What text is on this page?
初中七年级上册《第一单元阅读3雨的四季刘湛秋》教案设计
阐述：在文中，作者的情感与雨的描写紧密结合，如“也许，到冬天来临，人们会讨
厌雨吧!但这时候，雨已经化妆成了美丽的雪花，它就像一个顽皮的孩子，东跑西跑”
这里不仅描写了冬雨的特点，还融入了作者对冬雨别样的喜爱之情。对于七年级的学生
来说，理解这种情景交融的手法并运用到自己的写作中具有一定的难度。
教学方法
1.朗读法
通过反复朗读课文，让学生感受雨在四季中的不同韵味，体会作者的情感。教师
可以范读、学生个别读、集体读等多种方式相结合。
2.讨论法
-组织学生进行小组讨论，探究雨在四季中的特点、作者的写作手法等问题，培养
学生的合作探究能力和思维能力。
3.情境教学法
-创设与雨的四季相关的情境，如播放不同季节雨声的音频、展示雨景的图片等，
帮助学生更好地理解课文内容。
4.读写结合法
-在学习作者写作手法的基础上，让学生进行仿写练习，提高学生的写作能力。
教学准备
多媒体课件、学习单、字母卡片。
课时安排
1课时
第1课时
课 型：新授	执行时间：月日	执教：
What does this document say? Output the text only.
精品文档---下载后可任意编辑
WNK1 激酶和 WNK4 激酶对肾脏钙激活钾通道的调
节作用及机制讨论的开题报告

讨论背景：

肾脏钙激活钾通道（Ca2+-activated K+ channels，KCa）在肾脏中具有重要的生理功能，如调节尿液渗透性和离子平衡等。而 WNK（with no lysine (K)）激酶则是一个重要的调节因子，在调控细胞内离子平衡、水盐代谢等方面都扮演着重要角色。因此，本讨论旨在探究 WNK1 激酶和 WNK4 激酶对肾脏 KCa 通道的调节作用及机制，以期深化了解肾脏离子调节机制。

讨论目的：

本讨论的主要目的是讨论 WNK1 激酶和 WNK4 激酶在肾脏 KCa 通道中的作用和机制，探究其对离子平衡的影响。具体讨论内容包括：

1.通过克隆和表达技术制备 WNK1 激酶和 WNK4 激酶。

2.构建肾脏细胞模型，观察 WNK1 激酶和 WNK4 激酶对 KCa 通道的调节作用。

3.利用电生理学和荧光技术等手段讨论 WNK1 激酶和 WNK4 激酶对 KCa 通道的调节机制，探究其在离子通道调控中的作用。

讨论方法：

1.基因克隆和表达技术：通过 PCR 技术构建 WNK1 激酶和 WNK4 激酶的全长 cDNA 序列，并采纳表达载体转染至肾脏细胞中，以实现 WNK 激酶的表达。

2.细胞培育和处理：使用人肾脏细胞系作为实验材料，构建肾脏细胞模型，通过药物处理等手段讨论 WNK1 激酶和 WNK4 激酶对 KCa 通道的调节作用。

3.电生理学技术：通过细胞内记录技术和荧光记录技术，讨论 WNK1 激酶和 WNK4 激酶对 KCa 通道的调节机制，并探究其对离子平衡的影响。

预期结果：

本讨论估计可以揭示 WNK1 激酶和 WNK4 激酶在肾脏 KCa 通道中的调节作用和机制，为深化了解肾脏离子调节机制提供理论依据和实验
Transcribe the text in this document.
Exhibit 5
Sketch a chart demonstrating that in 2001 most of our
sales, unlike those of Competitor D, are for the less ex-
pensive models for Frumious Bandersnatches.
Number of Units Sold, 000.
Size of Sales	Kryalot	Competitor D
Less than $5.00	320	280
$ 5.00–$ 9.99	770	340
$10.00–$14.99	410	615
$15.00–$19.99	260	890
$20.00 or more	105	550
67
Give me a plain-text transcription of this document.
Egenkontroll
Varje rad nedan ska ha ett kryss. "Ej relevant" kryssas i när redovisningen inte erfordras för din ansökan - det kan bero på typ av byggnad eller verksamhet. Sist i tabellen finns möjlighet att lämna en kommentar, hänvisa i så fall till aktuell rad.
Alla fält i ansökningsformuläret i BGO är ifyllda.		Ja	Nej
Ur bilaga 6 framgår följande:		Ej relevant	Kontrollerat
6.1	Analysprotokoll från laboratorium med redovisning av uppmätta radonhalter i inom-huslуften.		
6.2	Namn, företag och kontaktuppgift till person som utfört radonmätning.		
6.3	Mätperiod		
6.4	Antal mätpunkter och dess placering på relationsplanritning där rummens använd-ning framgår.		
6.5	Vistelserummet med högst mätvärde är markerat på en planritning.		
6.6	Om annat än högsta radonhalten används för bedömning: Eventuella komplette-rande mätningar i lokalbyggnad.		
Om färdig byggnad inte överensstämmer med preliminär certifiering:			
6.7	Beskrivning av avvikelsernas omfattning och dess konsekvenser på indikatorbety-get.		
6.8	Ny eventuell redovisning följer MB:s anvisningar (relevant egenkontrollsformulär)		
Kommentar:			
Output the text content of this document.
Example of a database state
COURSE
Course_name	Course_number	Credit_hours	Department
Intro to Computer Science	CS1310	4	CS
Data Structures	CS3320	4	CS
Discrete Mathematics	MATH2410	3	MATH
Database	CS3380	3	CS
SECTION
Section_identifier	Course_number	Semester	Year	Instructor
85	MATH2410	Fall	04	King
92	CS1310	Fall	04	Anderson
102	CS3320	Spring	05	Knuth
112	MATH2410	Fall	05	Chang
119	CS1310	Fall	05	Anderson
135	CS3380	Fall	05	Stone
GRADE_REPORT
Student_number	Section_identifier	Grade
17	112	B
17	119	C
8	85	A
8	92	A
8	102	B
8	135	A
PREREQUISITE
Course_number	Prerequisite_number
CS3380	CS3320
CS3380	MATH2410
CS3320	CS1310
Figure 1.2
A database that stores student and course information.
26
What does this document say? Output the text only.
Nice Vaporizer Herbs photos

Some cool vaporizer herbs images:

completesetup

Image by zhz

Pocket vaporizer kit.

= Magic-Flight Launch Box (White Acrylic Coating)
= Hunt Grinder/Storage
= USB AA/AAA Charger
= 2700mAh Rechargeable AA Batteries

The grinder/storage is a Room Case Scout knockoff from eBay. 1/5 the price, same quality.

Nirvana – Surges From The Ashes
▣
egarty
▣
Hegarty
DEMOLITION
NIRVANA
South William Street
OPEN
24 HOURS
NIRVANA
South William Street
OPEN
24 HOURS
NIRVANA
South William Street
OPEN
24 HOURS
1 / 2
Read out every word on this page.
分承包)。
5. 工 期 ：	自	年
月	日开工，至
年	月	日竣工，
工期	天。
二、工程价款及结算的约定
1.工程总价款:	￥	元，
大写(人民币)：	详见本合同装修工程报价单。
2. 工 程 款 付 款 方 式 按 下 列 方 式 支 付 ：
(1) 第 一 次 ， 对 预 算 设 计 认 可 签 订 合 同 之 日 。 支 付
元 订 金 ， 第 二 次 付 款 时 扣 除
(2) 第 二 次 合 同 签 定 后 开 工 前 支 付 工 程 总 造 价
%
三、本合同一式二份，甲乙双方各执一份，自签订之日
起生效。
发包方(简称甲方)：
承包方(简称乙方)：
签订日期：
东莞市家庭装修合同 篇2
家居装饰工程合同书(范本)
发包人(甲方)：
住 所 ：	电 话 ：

### EXERCISE GOAL:
Pick out and copy every line that contains the word "激酶在肾脏".

### FINISHED EXERCISE:
本讨论的主要目的是讨论 WNK1 激酶和 WNK4 激酶在肾脏 KCa 通道中的作用和机制，探究其对离子平衡的影响。具体讨论内容包括：
本讨论估计可以揭示 WNK1 激酶和 WNK4 激酶在肾脏 KCa 通道中的调节作用和机制，为深化了解肾脏离子调节机制提供理论依据和实验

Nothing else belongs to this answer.